--- Start Provided material ---
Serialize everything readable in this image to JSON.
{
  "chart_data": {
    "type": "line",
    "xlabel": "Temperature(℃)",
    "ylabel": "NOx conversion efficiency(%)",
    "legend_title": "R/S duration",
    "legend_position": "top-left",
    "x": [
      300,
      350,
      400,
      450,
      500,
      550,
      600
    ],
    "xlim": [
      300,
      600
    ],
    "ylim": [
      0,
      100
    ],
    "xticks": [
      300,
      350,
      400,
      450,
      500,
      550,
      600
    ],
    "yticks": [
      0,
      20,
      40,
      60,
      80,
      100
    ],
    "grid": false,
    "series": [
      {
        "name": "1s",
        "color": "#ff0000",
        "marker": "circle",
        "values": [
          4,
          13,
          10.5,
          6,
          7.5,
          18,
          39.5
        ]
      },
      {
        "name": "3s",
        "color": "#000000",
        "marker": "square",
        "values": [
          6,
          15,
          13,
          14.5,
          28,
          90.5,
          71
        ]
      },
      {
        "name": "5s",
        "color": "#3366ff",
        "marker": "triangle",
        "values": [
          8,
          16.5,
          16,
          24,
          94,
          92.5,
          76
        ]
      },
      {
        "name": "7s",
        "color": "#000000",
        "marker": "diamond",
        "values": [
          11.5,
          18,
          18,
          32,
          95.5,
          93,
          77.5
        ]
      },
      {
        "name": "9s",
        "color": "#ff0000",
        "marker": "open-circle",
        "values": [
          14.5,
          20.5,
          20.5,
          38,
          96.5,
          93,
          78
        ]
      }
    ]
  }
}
--- End Provided material ---
Task requirements. Print the records above exactly as they appear.

Solution to the problem.
Serialize everything readable in this image to JSON.
{
  "chart_data": {
    "type": "line",
    "xlabel": "Temperature(℃)",
    "ylabel": "NOx conversion efficiency(%)",
    "legend_title": "R/S duration",
    "legend_position": "top-left",
    "x": [
      300,
      350,
      400,
      450,
      500,
      550,
      600
    ],
    "xlim": [
      300,
      600
    ],
    "ylim": [
      0,
      100
    ],
    "xticks": [
      300,
      350,
      400,
      450,
      500,
      550,
      600
    ],
    "yticks": [
      0,
      20,
      40,
      60,
      80,
      100
    ],
    "grid": false,
    "series": [
      {
        "name": "1s",
        "color": "#ff0000",
        "marker": "circle",
        "values": [
          4,
          13,
          10.5,
          6,
          7.5,
          18,
          39.5
        ]
      },
      {
        "name": "3s",
        "color": "#000000",
        "marker": "square",
        "values": [
          6,
          15,
          13,
          14.5,
          28,
          90.5,
          71
        ]
      },
      {
        "name": "5s",
        "color": "#3366ff",
        "marker": "triangle",
        "values": [
          8,
          16.5,
          16,
          24,
          94,
          92.5,
          76
        ]
      },
      {
        "name": "7s",
        "color": "#000000",
        "marker": "diamond",
        "values": [
          11.5,
          18,
          18,
          32,
          95.5,
          93,
          77.5
        ]
      },
      {
        "name": "9s",
        "color": "#ff0000",
        "marker": "open-circle",
        "values": [
          14.5,
          20.5,
          20.5,
          38,
          96.5,
          93,
          78
        ]
      }
    ]
  }
}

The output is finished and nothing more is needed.